▶
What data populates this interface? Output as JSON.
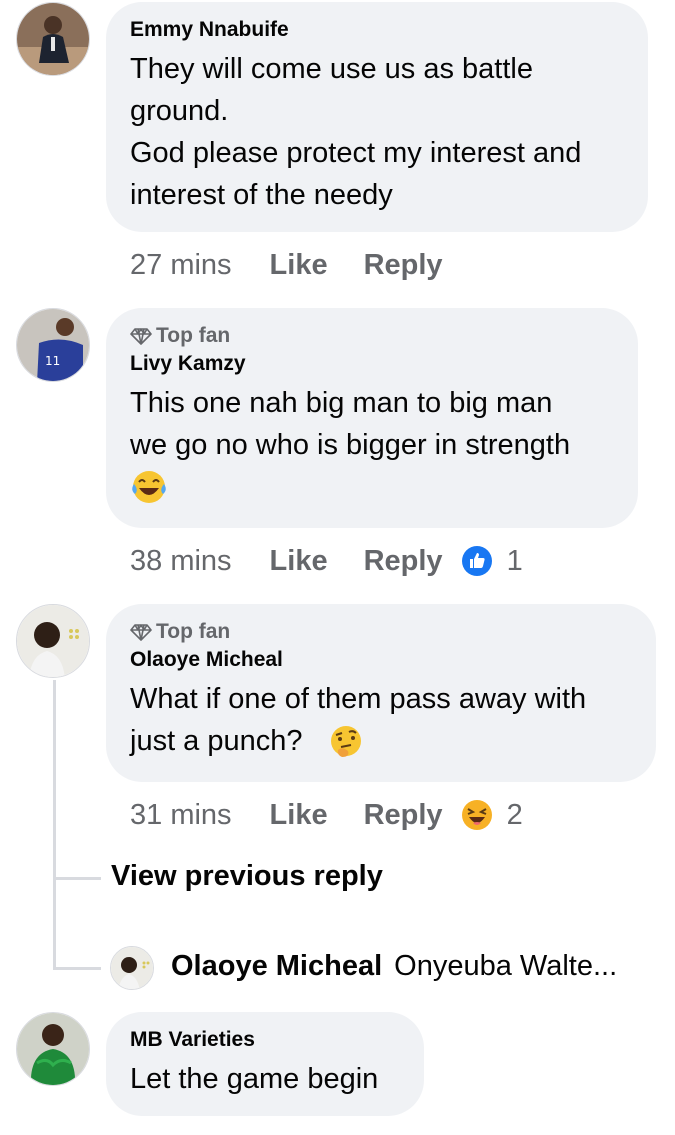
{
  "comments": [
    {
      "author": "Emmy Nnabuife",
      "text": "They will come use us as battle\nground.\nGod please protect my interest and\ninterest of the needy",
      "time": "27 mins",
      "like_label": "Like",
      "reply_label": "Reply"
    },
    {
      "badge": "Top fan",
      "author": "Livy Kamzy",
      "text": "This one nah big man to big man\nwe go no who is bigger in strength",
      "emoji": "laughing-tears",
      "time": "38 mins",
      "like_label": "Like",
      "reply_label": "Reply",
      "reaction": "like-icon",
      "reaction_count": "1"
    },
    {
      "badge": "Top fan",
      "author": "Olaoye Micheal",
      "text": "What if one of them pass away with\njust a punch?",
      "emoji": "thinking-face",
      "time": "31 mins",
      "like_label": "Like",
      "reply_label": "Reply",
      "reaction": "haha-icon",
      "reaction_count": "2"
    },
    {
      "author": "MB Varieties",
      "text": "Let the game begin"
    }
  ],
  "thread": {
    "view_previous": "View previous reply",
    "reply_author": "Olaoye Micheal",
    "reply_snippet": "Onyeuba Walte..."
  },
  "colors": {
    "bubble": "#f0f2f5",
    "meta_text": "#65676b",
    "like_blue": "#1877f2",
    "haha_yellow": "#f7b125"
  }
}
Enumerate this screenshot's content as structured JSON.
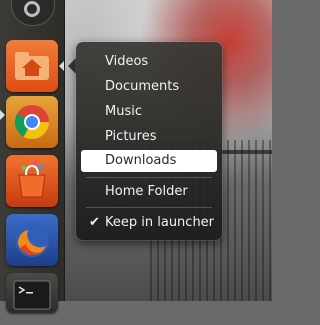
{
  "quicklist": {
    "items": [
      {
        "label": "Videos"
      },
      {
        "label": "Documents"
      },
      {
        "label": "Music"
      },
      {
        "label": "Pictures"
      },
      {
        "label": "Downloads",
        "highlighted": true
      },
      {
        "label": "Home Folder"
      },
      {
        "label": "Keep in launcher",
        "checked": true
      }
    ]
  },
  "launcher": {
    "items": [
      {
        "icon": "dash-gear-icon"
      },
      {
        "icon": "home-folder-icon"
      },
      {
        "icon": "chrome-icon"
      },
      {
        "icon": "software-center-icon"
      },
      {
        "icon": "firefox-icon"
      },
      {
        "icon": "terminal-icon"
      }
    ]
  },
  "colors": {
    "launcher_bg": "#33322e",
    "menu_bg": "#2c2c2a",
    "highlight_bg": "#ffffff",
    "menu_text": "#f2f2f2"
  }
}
◀
- WHAT IS EXPECTED: Determine how many lines of the entries above carry the string "Olaoye", and give that number alone.

- THE RESPONSE: 2